WHAT YOU HAVE TO DO: Pictures stay out; everything else in the records below is copied exactly.

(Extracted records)
····················

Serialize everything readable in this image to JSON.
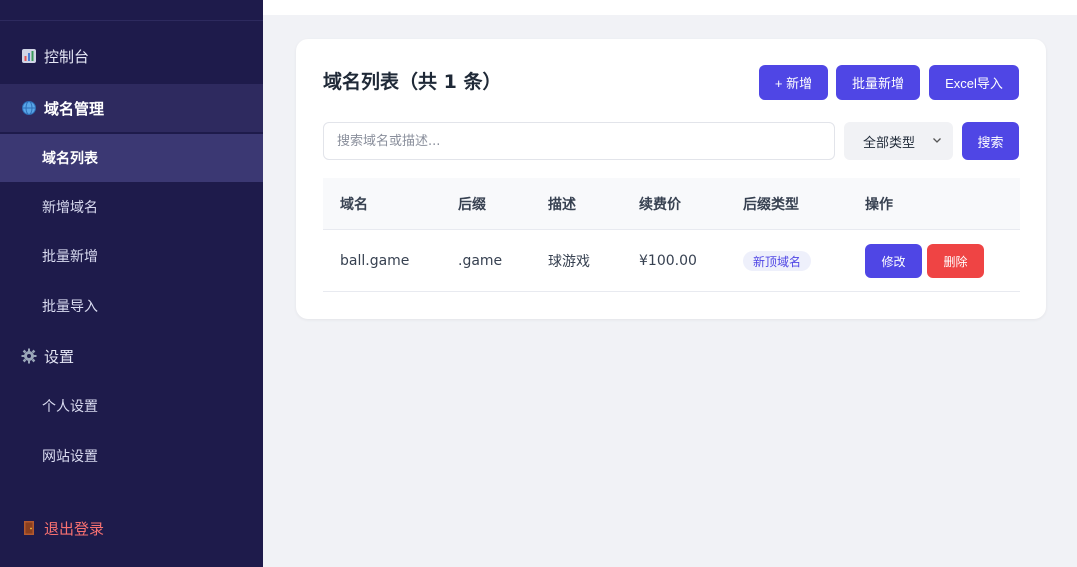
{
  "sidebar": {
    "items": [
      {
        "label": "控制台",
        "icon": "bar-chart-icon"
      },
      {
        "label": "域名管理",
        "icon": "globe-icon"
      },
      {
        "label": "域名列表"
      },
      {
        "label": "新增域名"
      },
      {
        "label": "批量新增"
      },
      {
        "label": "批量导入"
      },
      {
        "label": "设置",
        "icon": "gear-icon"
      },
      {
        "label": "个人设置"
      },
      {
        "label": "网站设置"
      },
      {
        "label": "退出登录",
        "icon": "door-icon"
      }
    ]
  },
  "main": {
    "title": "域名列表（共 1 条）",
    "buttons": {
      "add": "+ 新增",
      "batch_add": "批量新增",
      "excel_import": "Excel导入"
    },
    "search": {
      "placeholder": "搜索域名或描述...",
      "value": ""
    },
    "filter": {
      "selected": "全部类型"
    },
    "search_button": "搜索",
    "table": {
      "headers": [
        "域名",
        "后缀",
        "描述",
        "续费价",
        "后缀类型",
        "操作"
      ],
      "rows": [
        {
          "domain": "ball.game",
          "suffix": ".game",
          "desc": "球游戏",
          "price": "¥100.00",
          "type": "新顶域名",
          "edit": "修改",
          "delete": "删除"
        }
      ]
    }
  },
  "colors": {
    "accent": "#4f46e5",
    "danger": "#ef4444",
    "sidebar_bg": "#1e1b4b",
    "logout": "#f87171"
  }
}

····················

EXERCISE SOLUTION:
Serialize everything readable in this image to JSON.
{
  "sidebar": {
    "items": [
      {
        "label": "控制台",
        "icon": "bar-chart-icon"
      },
      {
        "label": "域名管理",
        "icon": "globe-icon"
      },
      {
        "label": "域名列表"
      },
      {
        "label": "新增域名"
      },
      {
        "label": "批量新增"
      },
      {
        "label": "批量导入"
      },
      {
        "label": "设置",
        "icon": "gear-icon"
      },
      {
        "label": "个人设置"
      },
      {
        "label": "网站设置"
      },
      {
        "label": "退出登录",
        "icon": "door-icon"
      }
    ]
  },
  "main": {
    "title": "域名列表（共 1 条）",
    "buttons": {
      "add": "+ 新增",
      "batch_add": "批量新增",
      "excel_import": "Excel导入"
    },
    "search": {
      "placeholder": "搜索域名或描述...",
      "value": ""
    },
    "filter": {
      "selected": "全部类型"
    },
    "search_button": "搜索",
    "table": {
      "headers": [
        "域名",
        "后缀",
        "描述",
        "续费价",
        "后缀类型",
        "操作"
      ],
      "rows": [
        {
          "domain": "ball.game",
          "suffix": ".game",
          "desc": "球游戏",
          "price": "¥100.00",
          "type": "新顶域名",
          "edit": "修改",
          "delete": "删除"
        }
      ]
    }
  },
  "colors": {
    "accent": "#4f46e5",
    "danger": "#ef4444",
    "sidebar_bg": "#1e1b4b",
    "logout": "#f87171"
  }
}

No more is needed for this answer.